═══ Working data
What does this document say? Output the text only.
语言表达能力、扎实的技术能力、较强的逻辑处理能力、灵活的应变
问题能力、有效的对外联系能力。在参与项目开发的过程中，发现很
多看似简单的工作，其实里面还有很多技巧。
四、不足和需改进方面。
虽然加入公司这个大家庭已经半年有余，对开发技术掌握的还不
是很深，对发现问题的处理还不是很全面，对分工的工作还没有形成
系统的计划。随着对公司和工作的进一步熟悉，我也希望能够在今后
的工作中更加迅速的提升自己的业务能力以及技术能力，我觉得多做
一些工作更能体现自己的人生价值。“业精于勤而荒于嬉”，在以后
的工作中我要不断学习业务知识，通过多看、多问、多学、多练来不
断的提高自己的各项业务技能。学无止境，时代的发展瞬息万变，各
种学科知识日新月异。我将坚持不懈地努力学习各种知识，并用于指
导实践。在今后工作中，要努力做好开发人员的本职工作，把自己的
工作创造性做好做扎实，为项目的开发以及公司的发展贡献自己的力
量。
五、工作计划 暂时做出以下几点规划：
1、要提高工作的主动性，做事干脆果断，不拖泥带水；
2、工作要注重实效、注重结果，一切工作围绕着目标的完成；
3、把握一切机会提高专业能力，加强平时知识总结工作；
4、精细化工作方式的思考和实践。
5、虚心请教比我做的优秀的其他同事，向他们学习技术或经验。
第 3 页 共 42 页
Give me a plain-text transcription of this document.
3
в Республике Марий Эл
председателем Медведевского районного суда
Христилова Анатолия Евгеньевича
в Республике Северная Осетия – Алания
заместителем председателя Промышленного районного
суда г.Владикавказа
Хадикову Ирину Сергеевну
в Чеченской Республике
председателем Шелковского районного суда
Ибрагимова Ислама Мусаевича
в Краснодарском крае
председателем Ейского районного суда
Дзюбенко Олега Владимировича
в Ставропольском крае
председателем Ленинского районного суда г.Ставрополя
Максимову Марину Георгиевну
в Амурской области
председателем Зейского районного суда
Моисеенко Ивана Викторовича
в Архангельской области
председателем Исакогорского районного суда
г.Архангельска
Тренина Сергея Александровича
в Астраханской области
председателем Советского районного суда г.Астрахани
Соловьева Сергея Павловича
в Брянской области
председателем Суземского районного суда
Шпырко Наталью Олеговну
══════
■ **Objective**:
Output the full listing without altering anything.

■ **Exercise solution**:
What does this document say? Output the text only.
语言表达能力、扎实的技术能力、较强的逻辑处理能力、灵活的应变
问题能力、有效的对外联系能力。在参与项目开发的过程中，发现很
多看似简单的工作，其实里面还有很多技巧。
四、不足和需改进方面。
虽然加入公司这个大家庭已经半年有余，对开发技术掌握的还不
是很深，对发现问题的处理还不是很全面，对分工的工作还没有形成
系统的计划。随着对公司和工作的进一步熟悉，我也希望能够在今后
的工作中更加迅速的提升自己的业务能力以及技术能力，我觉得多做
一些工作更能体现自己的人生价值。“业精于勤而荒于嬉”，在以后
的工作中我要不断学习业务知识，通过多看、多问、多学、多练来不
断的提高自己的各项业务技能。学无止境，时代的发展瞬息万变，各
种学科知识日新月异。我将坚持不懈地努力学习各种知识，并用于指
导实践。在今后工作中，要努力做好开发人员的本职工作，把自己的
工作创造性做好做扎实，为项目的开发以及公司的发展贡献自己的力
量。
五、工作计划 暂时做出以下几点规划：
1、要提高工作的主动性，做事干脆果断，不拖泥带水；
2、工作要注重实效、注重结果，一切工作围绕着目标的完成；
3、把握一切机会提高专业能力，加强平时知识总结工作；
4、精细化工作方式的思考和实践。
5、虚心请教比我做的优秀的其他同事，向他们学习技术或经验。
第 3 页 共 42 页
Give me a plain-text transcription of this document.
3
в Республике Марий Эл
председателем Медведевского районного суда
Христилова Анатолия Евгеньевича
в Республике Северная Осетия – Алания
заместителем председателя Промышленного районного
суда г.Владикавказа
Хадикову Ирину Сергеевну
в Чеченской Республике
председателем Шелковского районного суда
Ибрагимова Ислама Мусаевича
в Краснодарском крае
председателем Ейского районного суда
Дзюбенко Олега Владимировича
в Ставропольском крае
председателем Ленинского районного суда г.Ставрополя
Максимову Марину Георгиевну
в Амурской области
председателем Зейского районного суда
Моисеенко Ивана Викторовича
в Архангельской области
председателем Исакогорского районного суда
г.Архангельска
Тренина Сергея Александровича
в Астраханской области
председателем Советского районного суда г.Астрахани
Соловьева Сергея Павловича
в Брянской области
председателем Суземского районного суда
Шпырко Наталью Олеговну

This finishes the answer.